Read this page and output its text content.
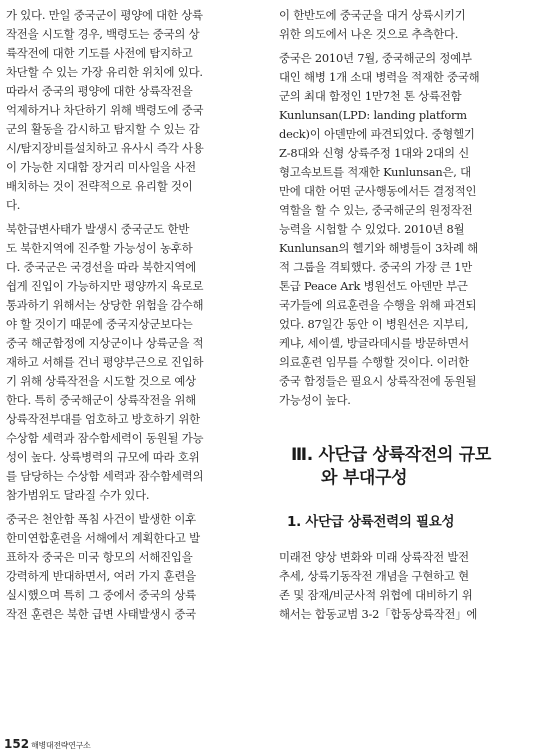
가 있다. 만일 중국군이 평양에 대한 상륙
작전을 시도할 경우, 백령도는 중국의 상
륙작전에 대한 기도를 사전에 탐지하고
차단할 수 있는 가장 유리한 위치에 있다.
따라서 중국의 평양에 대한 상륙작전을
억제하거나 차단하기 위해 백령도에 중국
군의 활동을 감시하고 탐지할 수 있는 감
시/탐지장비를설치하고 유사시 즉각 사용
이 가능한 지대함 장거리 미사일을 사전
배치하는 것이 전략적으로 유리할 것이
다.

북한급변사태가 발생시 중국군도 한반
도 북한지역에 진주할 가능성이 농후하
다. 중국군은 국경선을 따라 북한지역에
쉽게 진입이 가능하지만 평양까지 육로로
통과하기 위해서는 상당한 위험을 감수해
야 할 것이기 때문에 중국지상군보다는
중국 해군함정에 지상군이나 상륙군을 적
재하고 서해를 건너 평양부근으로 진입하
기 위해 상륙작전을 시도할 것으로 예상
한다. 특히 중국해군이 상륙작전을 위해
상륙작전부대를 엄호하고 방호하기 위한
수상함 세력과 잠수함세력이 동원될 가능
성이 높다. 상륙병력의 규모에 따라 호위
를 담당하는 수상함 세력과 잠수함세력의
참가범위도 달라질 수가 있다.

중국은 천안함 폭침 사건이 발생한 이후
한미연합훈련을 서해에서 계획한다고 발
표하자 중국은 미국 항모의 서해진입을
강력하게 반대하면서, 여러 가지 훈련을
실시했으며 특히 그 중에서 중국의 상륙
작전 훈련은 북한 급변 사태발생시 중국

이 한반도에 중국군을 대거 상륙시키기
위한 의도에서 나온 것으로 추측한다.

중국은 2010년 7월, 중국해군의 정예부
대인 해병 1개 소대 병력을 적재한 중국해
군의 최대 함정인 1만7천 톤 상륙전함
Kunlunsan(LPD: landing platform
deck)이 아덴만에 파견되었다. 중형헬기
Z-8대와 신형 상륙주정 1대와 2대의 신
형고속보트를 적재한 Kunlunsan은, 대
만에 대한 어떤 군사행동에서든 결정적인
역할을 할 수 있는, 중국해군의 원정작전
능력을 시험할 수 있었다. 2010년 8월
Kunlunsan의 헬기와 해병들이 3차례 해
적 그룹을 격퇴했다. 중국의 가장 큰 1만
톤급 Peace Ark 병원선도 아덴만 부근
국가들에 의료훈련을 수행을 위해 파견되
었다. 87일간 동안 이 병원선은 지부티,
케냐, 세이셸, 방글라데시를 방문하면서
의료훈련 임무를 수행할 것이다. 이러한
중국 함정들은 필요시 상륙작전에 동원될
가능성이 높다.

Ⅲ. 사단급 상륙작전의 규모
와 부대구성
1. 사단급 상륙전력의 필요성
미래전 양상 변화와 미래 상륙작전 발전
추세, 상륙기동작전 개념을 구현하고 현
존 및 잠재/비군사적 위협에 대비하기 위
해서는 합동교범 3-2「합동상륙작전」에
152 해병대전략연구소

- - - - -

Extract every line above containing the word "상륙작전을".

ANSWER TO THIS PROBLEM.
따라서 중국의 평양에 대한 상륙작전을
기 위해 상륙작전을 시도할 것으로 예상
한다. 특히 중국해군이 상륙작전을 위해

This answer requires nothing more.